§ Collected data:
- - - - - - -

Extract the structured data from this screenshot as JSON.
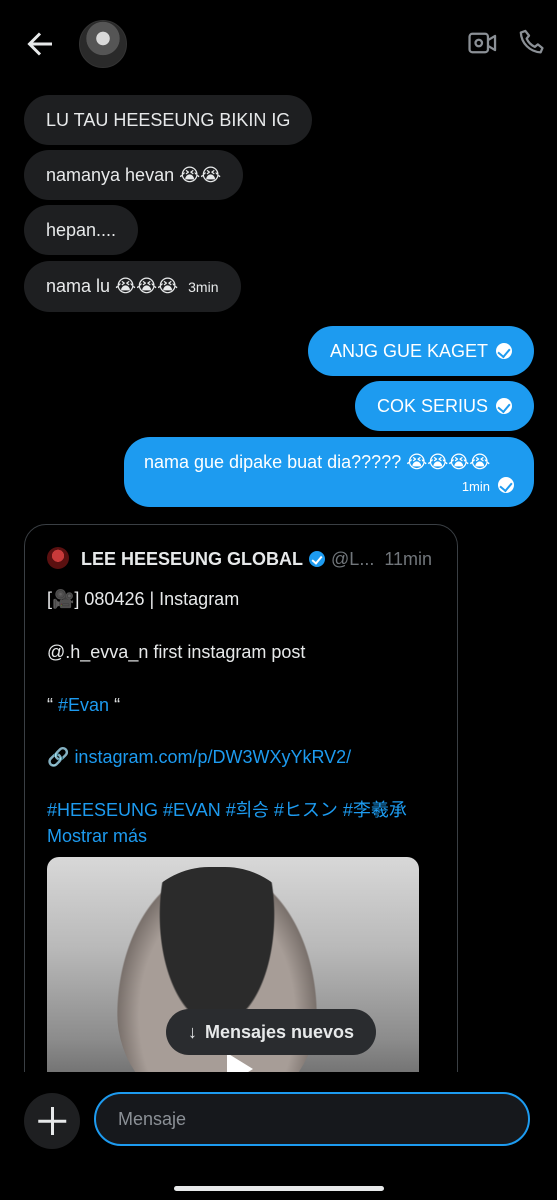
{
  "header": {
    "back": "back-arrow-icon",
    "avatar": "avatar",
    "video_icon": "video-call-icon",
    "phone_icon": "phone-icon"
  },
  "messages": [
    {
      "side": "in",
      "text": "LU TAU HEESEUNG BIKIN IG"
    },
    {
      "side": "in",
      "text": "namanya hevan 😭😭"
    },
    {
      "side": "in",
      "text": "hepan...."
    },
    {
      "side": "in",
      "text": "nama lu 😭😭😭",
      "time": "3min"
    },
    {
      "side": "out",
      "text": "ANJG GUE KAGET"
    },
    {
      "side": "out",
      "text": "COK SERIUS"
    },
    {
      "side": "out",
      "text": "nama gue dipake buat dia????? 😭😭😭😭",
      "time": "1min"
    }
  ],
  "tweet": {
    "author": "LEE HEESEUNG GLOBAL",
    "handle": "@L...",
    "time": "11min",
    "line1": "[🎥] 080426 | Instagram",
    "line2": "@.h_evva_n first instagram post",
    "quote_open": "“",
    "hashtag_evan": "#Evan",
    "quote_close": "“",
    "link_icon": "🔗",
    "link": "instagram.com/p/DW3WXyYkRV2/",
    "hashtags": "#HEESEUNG #EVAN #희승 #ヒスン #李羲承",
    "more": "Mostrar más"
  },
  "toast": {
    "arrow": "↓",
    "label": "Mensajes nuevos"
  },
  "composer": {
    "placeholder": "Mensaje"
  },
  "colors": {
    "accent": "#1d9bf0",
    "incoming": "#1e1f21",
    "background": "#000000"
  }
}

- - - - - - -

§ YOUR GOAL: In the copy, include all records verbatim but no images.

§ RESPONSE FOR THIS EXERCISE:
Extract the structured data from this screenshot as JSON.
{
  "header": {
    "back": "back-arrow-icon",
    "avatar": "avatar",
    "video_icon": "video-call-icon",
    "phone_icon": "phone-icon"
  },
  "messages": [
    {
      "side": "in",
      "text": "LU TAU HEESEUNG BIKIN IG"
    },
    {
      "side": "in",
      "text": "namanya hevan 😭😭"
    },
    {
      "side": "in",
      "text": "hepan...."
    },
    {
      "side": "in",
      "text": "nama lu 😭😭😭",
      "time": "3min"
    },
    {
      "side": "out",
      "text": "ANJG GUE KAGET"
    },
    {
      "side": "out",
      "text": "COK SERIUS"
    },
    {
      "side": "out",
      "text": "nama gue dipake buat dia????? 😭😭😭😭",
      "time": "1min"
    }
  ],
  "tweet": {
    "author": "LEE HEESEUNG GLOBAL",
    "handle": "@L...",
    "time": "11min",
    "line1": "[🎥] 080426 | Instagram",
    "line2": "@.h_evva_n first instagram post",
    "quote_open": "“",
    "hashtag_evan": "#Evan",
    "quote_close": "“",
    "link_icon": "🔗",
    "link": "instagram.com/p/DW3WXyYkRV2/",
    "hashtags": "#HEESEUNG #EVAN #희승 #ヒスン #李羲承",
    "more": "Mostrar más"
  },
  "toast": {
    "arrow": "↓",
    "label": "Mensajes nuevos"
  },
  "composer": {
    "placeholder": "Mensaje"
  },
  "colors": {
    "accent": "#1d9bf0",
    "incoming": "#1e1f21",
    "background": "#000000"
  }
}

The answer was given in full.